── Exercise material ──

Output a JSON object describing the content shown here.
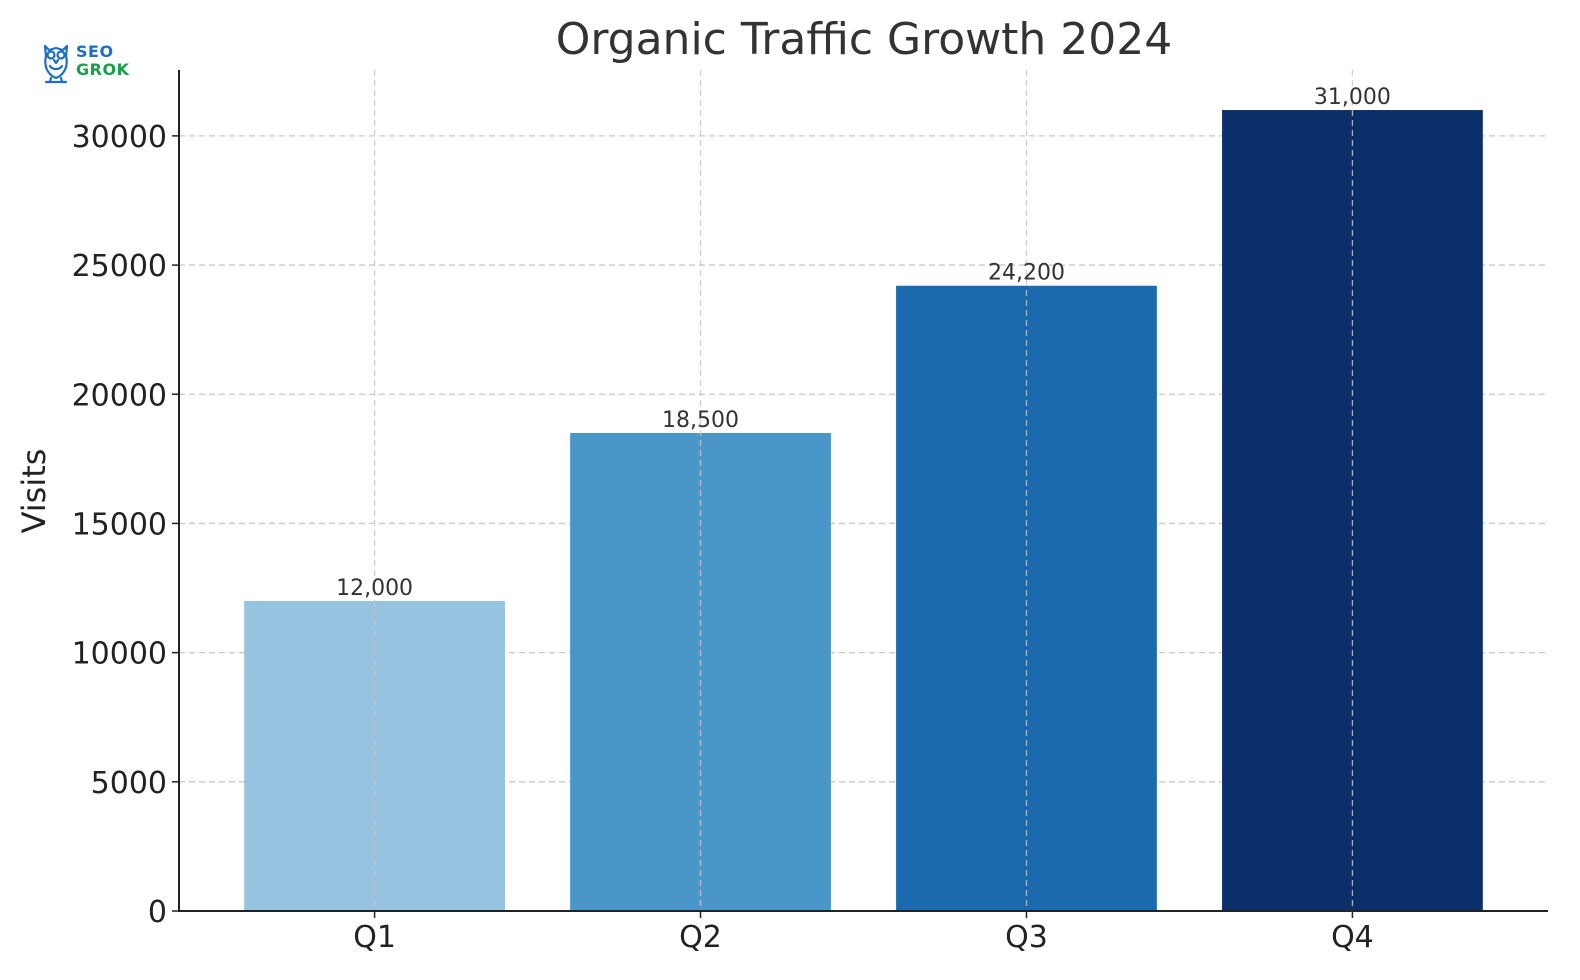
{
  "logo": {
    "line1": "SEO",
    "line2": "GROK"
  },
  "chart_data": {
    "type": "bar",
    "title": "Organic Traffic Growth 2024",
    "xlabel": "",
    "ylabel": "Visits",
    "categories": [
      "Q1",
      "Q2",
      "Q3",
      "Q4"
    ],
    "values": [
      12000,
      18500,
      24200,
      31000
    ],
    "value_labels": [
      "12,000",
      "18,500",
      "24,200",
      "31,000"
    ],
    "colors": [
      "#95c3e0",
      "#4a96c8",
      "#1b69ae",
      "#0a2f69"
    ],
    "yticks": [
      0,
      5000,
      10000,
      15000,
      20000,
      25000,
      30000
    ],
    "ylim": [
      0,
      32550
    ],
    "grid": true
  }
}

───

*Task*: Print all of the records shown above exactly, leaving out each picture.

*Correct result*:
Output a JSON object describing the content shown here.
{
  "logo": {
    "line1": "SEO",
    "line2": "GROK"
  },
  "chart_data": {
    "type": "bar",
    "title": "Organic Traffic Growth 2024",
    "xlabel": "",
    "ylabel": "Visits",
    "categories": [
      "Q1",
      "Q2",
      "Q3",
      "Q4"
    ],
    "values": [
      12000,
      18500,
      24200,
      31000
    ],
    "value_labels": [
      "12,000",
      "18,500",
      "24,200",
      "31,000"
    ],
    "colors": [
      "#95c3e0",
      "#4a96c8",
      "#1b69ae",
      "#0a2f69"
    ],
    "yticks": [
      0,
      5000,
      10000,
      15000,
      20000,
      25000,
      30000
    ],
    "ylim": [
      0,
      32550
    ],
    "grid": true
  }
}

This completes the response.